# Problem requirements:
Copy every entry exactly.

Stored records

## START

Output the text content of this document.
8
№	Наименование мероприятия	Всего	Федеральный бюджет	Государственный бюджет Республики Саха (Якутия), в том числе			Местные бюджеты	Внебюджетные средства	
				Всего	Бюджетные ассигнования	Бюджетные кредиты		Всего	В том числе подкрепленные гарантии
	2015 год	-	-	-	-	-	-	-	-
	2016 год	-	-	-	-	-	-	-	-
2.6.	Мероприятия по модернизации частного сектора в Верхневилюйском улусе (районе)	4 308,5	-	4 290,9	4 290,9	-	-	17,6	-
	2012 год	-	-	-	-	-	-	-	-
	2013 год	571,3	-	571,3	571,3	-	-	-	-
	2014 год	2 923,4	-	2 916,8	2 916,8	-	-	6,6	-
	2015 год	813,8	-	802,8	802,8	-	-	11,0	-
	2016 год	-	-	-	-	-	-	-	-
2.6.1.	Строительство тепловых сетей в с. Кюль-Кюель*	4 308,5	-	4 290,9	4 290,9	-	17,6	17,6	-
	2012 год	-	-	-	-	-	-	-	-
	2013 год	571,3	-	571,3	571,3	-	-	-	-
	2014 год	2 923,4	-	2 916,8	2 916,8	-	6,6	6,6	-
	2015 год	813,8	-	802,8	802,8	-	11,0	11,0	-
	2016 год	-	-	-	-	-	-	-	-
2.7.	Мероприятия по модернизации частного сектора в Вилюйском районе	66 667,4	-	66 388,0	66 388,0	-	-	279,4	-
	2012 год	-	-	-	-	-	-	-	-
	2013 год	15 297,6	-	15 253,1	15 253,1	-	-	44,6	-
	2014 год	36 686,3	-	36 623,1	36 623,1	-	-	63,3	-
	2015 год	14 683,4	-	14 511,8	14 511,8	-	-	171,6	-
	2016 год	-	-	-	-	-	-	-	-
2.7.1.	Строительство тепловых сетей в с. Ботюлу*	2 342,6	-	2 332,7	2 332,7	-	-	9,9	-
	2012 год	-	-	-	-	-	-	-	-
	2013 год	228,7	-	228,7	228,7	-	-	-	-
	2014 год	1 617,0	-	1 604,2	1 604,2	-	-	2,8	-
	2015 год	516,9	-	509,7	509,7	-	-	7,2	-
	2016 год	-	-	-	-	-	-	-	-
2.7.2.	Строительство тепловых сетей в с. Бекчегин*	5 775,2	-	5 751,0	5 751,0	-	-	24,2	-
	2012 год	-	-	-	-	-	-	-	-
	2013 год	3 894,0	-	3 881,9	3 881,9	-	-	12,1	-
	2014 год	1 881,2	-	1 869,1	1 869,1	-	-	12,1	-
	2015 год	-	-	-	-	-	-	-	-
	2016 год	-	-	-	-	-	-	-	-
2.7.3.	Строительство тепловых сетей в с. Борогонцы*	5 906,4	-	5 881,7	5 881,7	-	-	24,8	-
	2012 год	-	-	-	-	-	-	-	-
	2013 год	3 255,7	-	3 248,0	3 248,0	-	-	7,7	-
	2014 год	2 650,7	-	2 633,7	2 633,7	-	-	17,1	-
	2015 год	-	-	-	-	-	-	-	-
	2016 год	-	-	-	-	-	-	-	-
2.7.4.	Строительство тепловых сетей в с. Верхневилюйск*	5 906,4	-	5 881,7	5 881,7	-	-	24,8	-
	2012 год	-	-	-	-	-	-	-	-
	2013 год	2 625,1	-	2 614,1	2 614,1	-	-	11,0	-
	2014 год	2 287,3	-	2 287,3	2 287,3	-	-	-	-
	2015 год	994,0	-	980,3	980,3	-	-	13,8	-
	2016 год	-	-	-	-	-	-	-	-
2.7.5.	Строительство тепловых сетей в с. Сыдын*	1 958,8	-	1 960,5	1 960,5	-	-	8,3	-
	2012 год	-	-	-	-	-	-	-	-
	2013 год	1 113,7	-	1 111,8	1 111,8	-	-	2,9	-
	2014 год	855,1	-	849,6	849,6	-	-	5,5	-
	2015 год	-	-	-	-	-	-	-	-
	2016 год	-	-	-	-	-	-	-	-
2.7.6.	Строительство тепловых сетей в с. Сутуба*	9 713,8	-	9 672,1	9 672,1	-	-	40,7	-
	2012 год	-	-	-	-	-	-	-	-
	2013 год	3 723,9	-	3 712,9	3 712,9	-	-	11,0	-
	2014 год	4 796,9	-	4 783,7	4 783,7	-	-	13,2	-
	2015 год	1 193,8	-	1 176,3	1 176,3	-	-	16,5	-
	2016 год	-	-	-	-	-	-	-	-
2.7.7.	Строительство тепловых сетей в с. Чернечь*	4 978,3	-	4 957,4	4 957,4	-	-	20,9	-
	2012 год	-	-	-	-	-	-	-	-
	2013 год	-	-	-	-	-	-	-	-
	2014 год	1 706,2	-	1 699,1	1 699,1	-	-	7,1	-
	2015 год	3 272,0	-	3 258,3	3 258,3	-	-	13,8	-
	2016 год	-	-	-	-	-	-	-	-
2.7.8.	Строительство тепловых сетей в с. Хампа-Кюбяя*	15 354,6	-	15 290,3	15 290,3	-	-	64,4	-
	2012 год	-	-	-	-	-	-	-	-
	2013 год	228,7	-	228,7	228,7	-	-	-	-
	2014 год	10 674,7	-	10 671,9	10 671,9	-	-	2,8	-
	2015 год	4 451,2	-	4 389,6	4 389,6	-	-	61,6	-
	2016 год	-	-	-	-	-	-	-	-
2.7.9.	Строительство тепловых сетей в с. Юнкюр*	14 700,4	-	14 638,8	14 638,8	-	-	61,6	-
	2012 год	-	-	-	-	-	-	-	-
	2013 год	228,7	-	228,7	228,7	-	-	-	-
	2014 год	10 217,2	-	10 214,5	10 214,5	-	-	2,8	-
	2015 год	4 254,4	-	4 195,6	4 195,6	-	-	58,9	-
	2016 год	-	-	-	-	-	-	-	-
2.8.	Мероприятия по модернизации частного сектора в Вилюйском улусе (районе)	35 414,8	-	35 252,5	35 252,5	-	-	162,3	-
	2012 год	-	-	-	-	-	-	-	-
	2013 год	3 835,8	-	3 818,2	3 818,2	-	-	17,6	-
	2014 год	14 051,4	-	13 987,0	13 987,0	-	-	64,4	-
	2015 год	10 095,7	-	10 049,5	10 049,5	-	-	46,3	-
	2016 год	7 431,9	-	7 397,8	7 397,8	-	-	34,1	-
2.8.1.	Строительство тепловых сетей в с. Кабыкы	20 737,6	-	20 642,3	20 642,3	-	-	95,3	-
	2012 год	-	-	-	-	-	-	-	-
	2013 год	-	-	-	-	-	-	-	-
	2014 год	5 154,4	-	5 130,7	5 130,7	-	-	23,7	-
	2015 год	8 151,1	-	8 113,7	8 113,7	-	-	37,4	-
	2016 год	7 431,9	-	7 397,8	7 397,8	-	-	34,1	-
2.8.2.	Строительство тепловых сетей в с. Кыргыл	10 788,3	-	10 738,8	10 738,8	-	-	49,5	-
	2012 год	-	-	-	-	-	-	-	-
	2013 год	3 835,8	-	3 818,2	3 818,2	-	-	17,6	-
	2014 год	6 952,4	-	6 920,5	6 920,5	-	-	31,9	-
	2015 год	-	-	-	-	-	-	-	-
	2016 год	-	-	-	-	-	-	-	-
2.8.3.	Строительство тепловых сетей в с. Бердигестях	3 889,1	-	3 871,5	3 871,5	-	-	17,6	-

## END

# Completed exercise:
Output the text content of this document.
8
№	Наименование мероприятия	Всего	Федеральный бюджет	Государственный бюджет Республики Саха (Якутия), в том числе			Местные бюджеты	Внебюджетные средства	
				Всего	Бюджетные ассигнования	Бюджетные кредиты		Всего	В том числе подкрепленные гарантии
	2015 год	-	-	-	-	-	-	-	-
	2016 год	-	-	-	-	-	-	-	-
2.6.	Мероприятия по модернизации частного сектора в Верхневилюйском улусе (районе)	4 308,5	-	4 290,9	4 290,9	-	-	17,6	-
	2012 год	-	-	-	-	-	-	-	-
	2013 год	571,3	-	571,3	571,3	-	-	-	-
	2014 год	2 923,4	-	2 916,8	2 916,8	-	-	6,6	-
	2015 год	813,8	-	802,8	802,8	-	-	11,0	-
	2016 год	-	-	-	-	-	-	-	-
2.6.1.	Строительство тепловых сетей в с. Кюль-Кюель*	4 308,5	-	4 290,9	4 290,9	-	17,6	17,6	-
	2012 год	-	-	-	-	-	-	-	-
	2013 год	571,3	-	571,3	571,3	-	-	-	-
	2014 год	2 923,4	-	2 916,8	2 916,8	-	6,6	6,6	-
	2015 год	813,8	-	802,8	802,8	-	11,0	11,0	-
	2016 год	-	-	-	-	-	-	-	-
2.7.	Мероприятия по модернизации частного сектора в Вилюйском районе	66 667,4	-	66 388,0	66 388,0	-	-	279,4	-
	2012 год	-	-	-	-	-	-	-	-
	2013 год	15 297,6	-	15 253,1	15 253,1	-	-	44,6	-
	2014 год	36 686,3	-	36 623,1	36 623,1	-	-	63,3	-
	2015 год	14 683,4	-	14 511,8	14 511,8	-	-	171,6	-
	2016 год	-	-	-	-	-	-	-	-
2.7.1.	Строительство тепловых сетей в с. Ботюлу*	2 342,6	-	2 332,7	2 332,7	-	-	9,9	-
	2012 год	-	-	-	-	-	-	-	-
	2013 год	228,7	-	228,7	228,7	-	-	-	-
	2014 год	1 617,0	-	1 604,2	1 604,2	-	-	2,8	-
	2015 год	516,9	-	509,7	509,7	-	-	7,2	-
	2016 год	-	-	-	-	-	-	-	-
2.7.2.	Строительство тепловых сетей в с. Бекчегин*	5 775,2	-	5 751,0	5 751,0	-	-	24,2	-
	2012 год	-	-	-	-	-	-	-	-
	2013 год	3 894,0	-	3 881,9	3 881,9	-	-	12,1	-
	2014 год	1 881,2	-	1 869,1	1 869,1	-	-	12,1	-
	2015 год	-	-	-	-	-	-	-	-
	2016 год	-	-	-	-	-	-	-	-
2.7.3.	Строительство тепловых сетей в с. Борогонцы*	5 906,4	-	5 881,7	5 881,7	-	-	24,8	-
	2012 год	-	-	-	-	-	-	-	-
	2013 год	3 255,7	-	3 248,0	3 248,0	-	-	7,7	-
	2014 год	2 650,7	-	2 633,7	2 633,7	-	-	17,1	-
	2015 год	-	-	-	-	-	-	-	-
	2016 год	-	-	-	-	-	-	-	-
2.7.4.	Строительство тепловых сетей в с. Верхневилюйск*	5 906,4	-	5 881,7	5 881,7	-	-	24,8	-
	2012 год	-	-	-	-	-	-	-	-
	2013 год	2 625,1	-	2 614,1	2 614,1	-	-	11,0	-
	2014 год	2 287,3	-	2 287,3	2 287,3	-	-	-	-
	2015 год	994,0	-	980,3	980,3	-	-	13,8	-
	2016 год	-	-	-	-	-	-	-	-
2.7.5.	Строительство тепловых сетей в с. Сыдын*	1 958,8	-	1 960,5	1 960,5	-	-	8,3	-
	2012 год	-	-	-	-	-	-	-	-
	2013 год	1 113,7	-	1 111,8	1 111,8	-	-	2,9	-
	2014 год	855,1	-	849,6	849,6	-	-	5,5	-
	2015 год	-	-	-	-	-	-	-	-
	2016 год	-	-	-	-	-	-	-	-
2.7.6.	Строительство тепловых сетей в с. Сутуба*	9 713,8	-	9 672,1	9 672,1	-	-	40,7	-
	2012 год	-	-	-	-	-	-	-	-
	2013 год	3 723,9	-	3 712,9	3 712,9	-	-	11,0	-
	2014 год	4 796,9	-	4 783,7	4 783,7	-	-	13,2	-
	2015 год	1 193,8	-	1 176,3	1 176,3	-	-	16,5	-
	2016 год	-	-	-	-	-	-	-	-
2.7.7.	Строительство тепловых сетей в с. Чернечь*	4 978,3	-	4 957,4	4 957,4	-	-	20,9	-
	2012 год	-	-	-	-	-	-	-	-
	2013 год	-	-	-	-	-	-	-	-
	2014 год	1 706,2	-	1 699,1	1 699,1	-	-	7,1	-
	2015 год	3 272,0	-	3 258,3	3 258,3	-	-	13,8	-
	2016 год	-	-	-	-	-	-	-	-
2.7.8.	Строительство тепловых сетей в с. Хампа-Кюбяя*	15 354,6	-	15 290,3	15 290,3	-	-	64,4	-
	2012 год	-	-	-	-	-	-	-	-
	2013 год	228,7	-	228,7	228,7	-	-	-	-
	2014 год	10 674,7	-	10 671,9	10 671,9	-	-	2,8	-
	2015 год	4 451,2	-	4 389,6	4 389,6	-	-	61,6	-
	2016 год	-	-	-	-	-	-	-	-
2.7.9.	Строительство тепловых сетей в с. Юнкюр*	14 700,4	-	14 638,8	14 638,8	-	-	61,6	-
	2012 год	-	-	-	-	-	-	-	-
	2013 год	228,7	-	228,7	228,7	-	-	-	-
	2014 год	10 217,2	-	10 214,5	10 214,5	-	-	2,8	-
	2015 год	4 254,4	-	4 195,6	4 195,6	-	-	58,9	-
	2016 год	-	-	-	-	-	-	-	-
2.8.	Мероприятия по модернизации частного сектора в Вилюйском улусе (районе)	35 414,8	-	35 252,5	35 252,5	-	-	162,3	-
	2012 год	-	-	-	-	-	-	-	-
	2013 год	3 835,8	-	3 818,2	3 818,2	-	-	17,6	-
	2014 год	14 051,4	-	13 987,0	13 987,0	-	-	64,4	-
	2015 год	10 095,7	-	10 049,5	10 049,5	-	-	46,3	-
	2016 год	7 431,9	-	7 397,8	7 397,8	-	-	34,1	-
2.8.1.	Строительство тепловых сетей в с. Кабыкы	20 737,6	-	20 642,3	20 642,3	-	-	95,3	-
	2012 год	-	-	-	-	-	-	-	-
	2013 год	-	-	-	-	-	-	-	-
	2014 год	5 154,4	-	5 130,7	5 130,7	-	-	23,7	-
	2015 год	8 151,1	-	8 113,7	8 113,7	-	-	37,4	-
	2016 год	7 431,9	-	7 397,8	7 397,8	-	-	34,1	-
2.8.2.	Строительство тепловых сетей в с. Кыргыл	10 788,3	-	10 738,8	10 738,8	-	-	49,5	-
	2012 год	-	-	-	-	-	-	-	-
	2013 год	3 835,8	-	3 818,2	3 818,2	-	-	17,6	-
	2014 год	6 952,4	-	6 920,5	6 920,5	-	-	31,9	-
	2015 год	-	-	-	-	-	-	-	-
	2016 год	-	-	-	-	-	-	-	-
2.8.3.	Строительство тепловых сетей в с. Бердигестях	3 889,1	-	3 871,5	3 871,5	-	-	17,6	-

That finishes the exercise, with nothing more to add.